(Source data)
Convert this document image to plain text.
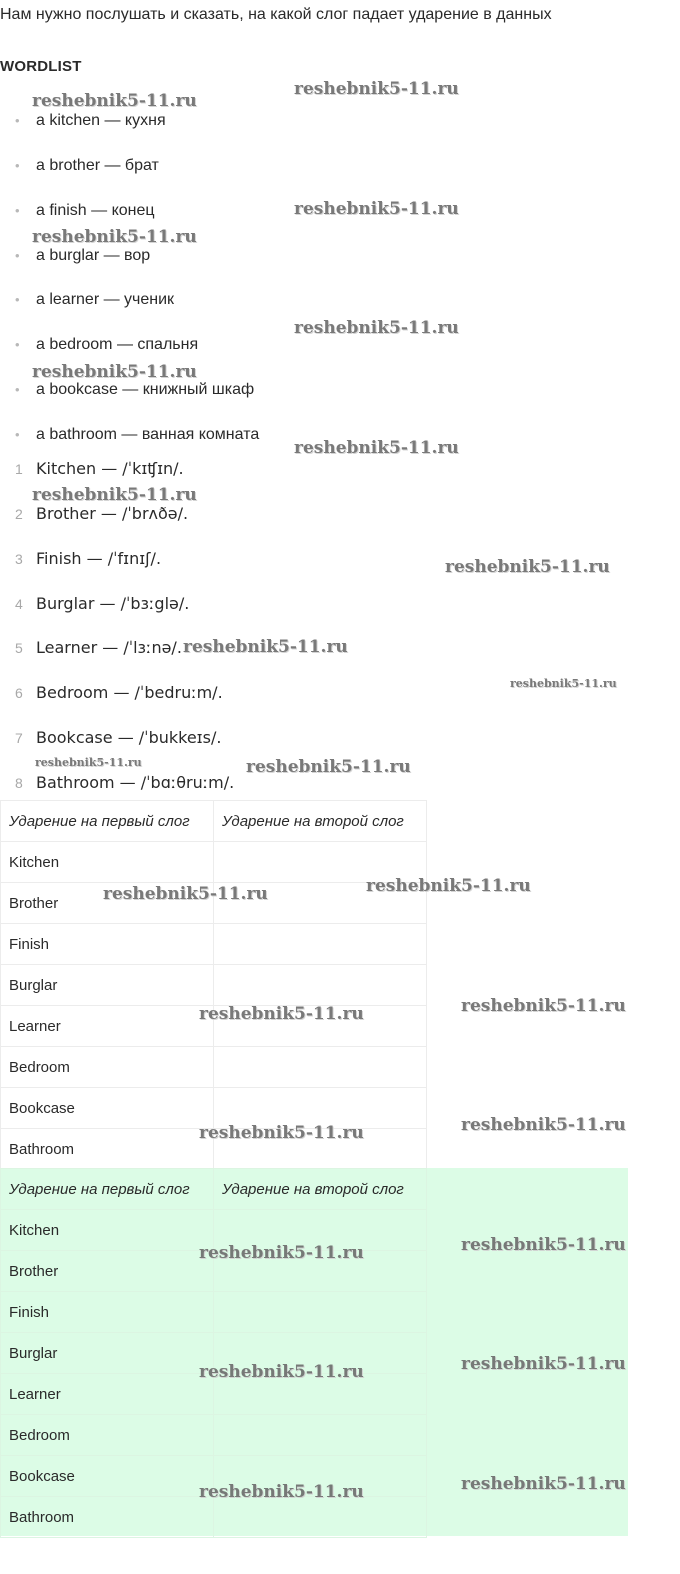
Нам нужно послушать и сказать, на какой слог падает ударение в данных
WORDLIST
• a kitchen — кухня
• a brother — брат
• a finish — конец
• a burglar — вор
• a learner — ученик
• a bedroom — спальня
• a bookcase — книжный шкаф
• a bathroom — ванная комната
1 Kitchen — /ˈkɪʧɪn/.
2 Brother — /ˈbrʌðə/.
3 Finish — /ˈfɪnɪʃ/.
4 Burglar — /ˈbɜːglə/.
5 Learner — /ˈlɜːnə/.
6 Bedroom — /ˈbedruːm/.
7 Bookcase — /ˈbukkeɪs/.
8 Bathroom — /ˈbɑːθruːm/.
Ударение на первый слог	Ударение на второй слог
Kitchen	
Brother	
Finish	
Burglar	
Learner	
Bedroom	
Bookcase	
Bathroom	
Ударение на первый слог	Ударение на второй слог
Kitchen	
Brother	
Finish	
Burglar	
Learner	
Bedroom	
Bookcase	
Bathroom	
reshebnik5-11.ru
reshebnik5-11.ru
reshebnik5-11.ru
reshebnik5-11.ru
reshebnik5-11.ru
reshebnik5-11.ru
reshebnik5-11.ru
reshebnik5-11.ru
reshebnik5-11.ru
reshebnik5-11.ru
reshebnik5-11.ru
reshebnik5-11.ru	reshebnik5-11.ru
reshebnik5-11.ru
reshebnik5-11.ru
reshebnik5-11.ru
reshebnik5-11.ru
reshebnik5-11.ru
reshebnik5-11.ru
reshebnik5-11.ru
reshebnik5-11.ru
reshebnik5-11.ru
reshebnik5-11.ru
reshebnik5-11.ru
reshebnik5-11.ru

> [GIVEN REQUEST]:
Your task is to retype all the entries exactly and leave out any pictures.

> [ANSWER TO THE PROBLEM]:
Convert this document image to plain text.
Нам нужно послушать и сказать, на какой слог падает ударение в данных
WORDLIST
• a kitchen — кухня
• a brother — брат
• a finish — конец
• a burglar — вор
• a learner — ученик
• a bedroom — спальня
• a bookcase — книжный шкаф
• a bathroom — ванная комната
1 Kitchen — /ˈkɪʧɪn/.
2 Brother — /ˈbrʌðə/.
3 Finish — /ˈfɪnɪʃ/.
4 Burglar — /ˈbɜːglə/.
5 Learner — /ˈlɜːnə/.
6 Bedroom — /ˈbedruːm/.
7 Bookcase — /ˈbukkeɪs/.
8 Bathroom — /ˈbɑːθruːm/.
Ударение на первый слог	Ударение на второй слог
Kitchen	
Brother	
Finish	
Burglar	
Learner	
Bedroom	
Bookcase	
Bathroom	
Ударение на первый слог	Ударение на второй слог
Kitchen	
Brother	
Finish	
Burglar	
Learner	
Bedroom	
Bookcase	
Bathroom	
reshebnik5-11.ru
reshebnik5-11.ru
reshebnik5-11.ru
reshebnik5-11.ru
reshebnik5-11.ru
reshebnik5-11.ru
reshebnik5-11.ru
reshebnik5-11.ru
reshebnik5-11.ru
reshebnik5-11.ru
reshebnik5-11.ru
reshebnik5-11.ru	reshebnik5-11.ru
reshebnik5-11.ru
reshebnik5-11.ru
reshebnik5-11.ru
reshebnik5-11.ru
reshebnik5-11.ru
reshebnik5-11.ru
reshebnik5-11.ru
reshebnik5-11.ru
reshebnik5-11.ru
reshebnik5-11.ru
reshebnik5-11.ru
reshebnik5-11.ru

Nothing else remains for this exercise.